本文抜粋 →
====

開演前の劇場ザールラント州立劇場、2010/2011年シーズンのオペラが9月11日(土)に初日を迎えた。演目はジャコモ・プッチーニ(1858-1924)の「トゥーランドット」 (1926年、ミラノ初演)。指揮は同劇場音楽総監督トシユキ・カミオカ(上岡敏之氏)。

初日公演の数週間前にチケットを求めてチケット売り場を訪れると既に完売になっていた。その後も訪れてみたが応えは同じだった。ただ窓口の人が言うには3日前に年間予約で購入したものの来られない人のチケットが戻ってくることがあるので、そのときにもう一度来れば良いと言うことだった。しかし3日前でも状況は同じで、結局2日前にもう一度訪れた時に戻ってきたチケットを購入することが出来た。

初日公演当日の天候は晴れで気温は23度と非常に過ごしやすい。シーズン初日ということもあって、多くの人が正装しており劇場前ではシャンパンやワインを楽しんでいる人が多かった。その天候のように人々の表情も明るい。約2ヶ月間シーズンは休みだったので、この日を楽しみにしていた人も多いに違いない。そして劇場内の当日券売り場では全ての座席カテゴリーで売り切れ表示が出ているにもかかわらず長蛇の列が出来ている。

劇場ホール内は天井シャンデリアの照明が少し落とされているのか既に薄暗く、舞台上では演技が始まっているようだった。そういえば先シーズンに上演されたシューベルト「サコンタラ」でも同じような演出で、観客が喋ったりしながらホールに入ってくるように歌手や合唱の人も喋りながら舞台に入ってきていた。

こういった演出の場合、観客は気持ちを切り替えることなしにそのまま舞台の世界へと引きずり込まれる。その場合、指揮者は既にオケピットにいて直ぐに演奏を始めることが多い。普通は指揮者がピット横から出てきて観客から拍手が起こる。観客はそこで、さあ、これからオペラが始まる、と気持ちの切り替えが出来るのだが、そういった心の準備が出来ていない時に突然演奏が始められると、現実世界とオペラの世界の境目が分かりづらくなる。

劇場内にあった配役表の一部「トゥーランドット」(イタリア語上演、ドイツ語字幕)も照明が落ちたかと思うと突然演奏が始まった。舞台は暗い。結果、この暗さが最後まで続くが、一般的に「トゥーランドット」というイメージから来るような中国的な派手さや色遣いはなく、どこか落ち着いた舞台だった。

公演はその後も完売かそれに近い状態が続いている。公演後の観客も立ち上がって拍手をする人が多いなど、非常に盛り上がる公演となっている。そして観客の拍手が一つになって、文字通り手拍子となる拍手。花束を投げている人もいる。

ところでカミオカの演奏は前音楽総監督の時とは音が随分違っており以前より豊かな演奏になった。この作品は何故かそれが強く感じられる演奏だった。そういえばカラフのアリア「誰も寝てはならぬ」のあと、カミオカはまるで階段を一気に下りていくように音楽を進めたのが印象的だった。ここは音楽が続いている箇所であるが指揮者によってはわざとゆっくりとして、観客がブラヴォーを叫びやすいように、また盛大な拍手をしやすいようにしていると感じる時がある。しかしカミオカはそれによって舞台世界が切れることを拒んでいるのか、一気に次の世界に進んでいった。観客にとっては何処か消化不良のような拍手だったが、その分、公演後のカーテンコールでは盛り上がったのかもしれない。

====

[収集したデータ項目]
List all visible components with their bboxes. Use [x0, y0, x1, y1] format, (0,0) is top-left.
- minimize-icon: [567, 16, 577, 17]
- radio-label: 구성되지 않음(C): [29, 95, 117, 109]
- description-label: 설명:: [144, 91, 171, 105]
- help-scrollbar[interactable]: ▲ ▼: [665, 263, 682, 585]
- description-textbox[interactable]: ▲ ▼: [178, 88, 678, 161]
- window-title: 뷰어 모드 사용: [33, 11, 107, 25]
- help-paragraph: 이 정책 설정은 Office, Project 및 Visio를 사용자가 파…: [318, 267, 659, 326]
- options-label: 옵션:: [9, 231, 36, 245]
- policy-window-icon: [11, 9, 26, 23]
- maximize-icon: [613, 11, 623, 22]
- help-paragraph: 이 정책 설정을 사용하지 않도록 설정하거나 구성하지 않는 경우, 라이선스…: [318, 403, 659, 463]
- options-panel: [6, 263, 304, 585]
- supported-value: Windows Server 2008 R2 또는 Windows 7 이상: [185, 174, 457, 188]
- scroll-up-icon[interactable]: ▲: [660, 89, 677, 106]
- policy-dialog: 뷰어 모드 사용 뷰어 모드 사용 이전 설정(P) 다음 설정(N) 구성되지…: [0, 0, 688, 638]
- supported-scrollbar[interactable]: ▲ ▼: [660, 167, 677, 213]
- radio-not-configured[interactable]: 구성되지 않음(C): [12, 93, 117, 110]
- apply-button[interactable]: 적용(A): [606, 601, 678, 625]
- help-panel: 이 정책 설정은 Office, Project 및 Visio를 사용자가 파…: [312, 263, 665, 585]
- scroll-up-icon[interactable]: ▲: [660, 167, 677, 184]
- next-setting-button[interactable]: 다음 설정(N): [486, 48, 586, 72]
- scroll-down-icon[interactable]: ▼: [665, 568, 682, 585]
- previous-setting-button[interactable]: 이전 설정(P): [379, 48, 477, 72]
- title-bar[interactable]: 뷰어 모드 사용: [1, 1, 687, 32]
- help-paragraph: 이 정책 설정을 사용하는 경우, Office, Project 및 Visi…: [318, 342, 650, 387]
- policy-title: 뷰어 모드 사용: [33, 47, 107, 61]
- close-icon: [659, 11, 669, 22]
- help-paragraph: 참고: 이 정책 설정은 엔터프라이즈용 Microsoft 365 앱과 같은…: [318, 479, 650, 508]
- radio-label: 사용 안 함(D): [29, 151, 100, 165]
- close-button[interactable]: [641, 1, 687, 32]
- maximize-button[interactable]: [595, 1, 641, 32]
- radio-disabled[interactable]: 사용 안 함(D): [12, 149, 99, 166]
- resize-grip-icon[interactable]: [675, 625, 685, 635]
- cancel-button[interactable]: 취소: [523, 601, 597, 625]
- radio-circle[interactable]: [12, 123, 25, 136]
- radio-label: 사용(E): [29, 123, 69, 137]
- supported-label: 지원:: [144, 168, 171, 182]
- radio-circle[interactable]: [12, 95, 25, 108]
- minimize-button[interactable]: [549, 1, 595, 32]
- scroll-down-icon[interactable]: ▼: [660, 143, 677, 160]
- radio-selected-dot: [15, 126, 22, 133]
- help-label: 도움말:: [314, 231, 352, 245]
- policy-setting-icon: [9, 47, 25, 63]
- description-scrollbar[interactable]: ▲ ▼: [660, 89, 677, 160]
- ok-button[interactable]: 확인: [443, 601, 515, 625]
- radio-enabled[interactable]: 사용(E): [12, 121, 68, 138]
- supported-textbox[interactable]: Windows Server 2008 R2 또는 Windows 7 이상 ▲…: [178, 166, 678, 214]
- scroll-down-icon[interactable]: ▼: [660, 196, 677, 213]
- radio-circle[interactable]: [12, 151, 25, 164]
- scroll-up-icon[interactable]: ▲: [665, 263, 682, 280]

====

作業内容 →
1) 本文抜粋で「」に囲まれて示されている作品名を、重複を除いてすべて挙げてください。
2) レコードの先頭から「- help-scrollbar[interactable]: ▲」を含む行までを、その行も含めて一字一句変えずに出力する。

作業別の回答 →
1)
・トゥーランドット
・サコンタラ
・誰も寝てはならぬ

2)
List all visible components with their bboxes. Use [x0, y0, x1, y1] format, (0,0) is top-left.
- minimize-icon: [567, 16, 577, 17]
- radio-label: 구성되지 않음(C): [29, 95, 117, 109]
- description-label: 설명:: [144, 91, 171, 105]
- help-scrollbar[interactable]: ▲ ▼: [665, 263, 682, 585]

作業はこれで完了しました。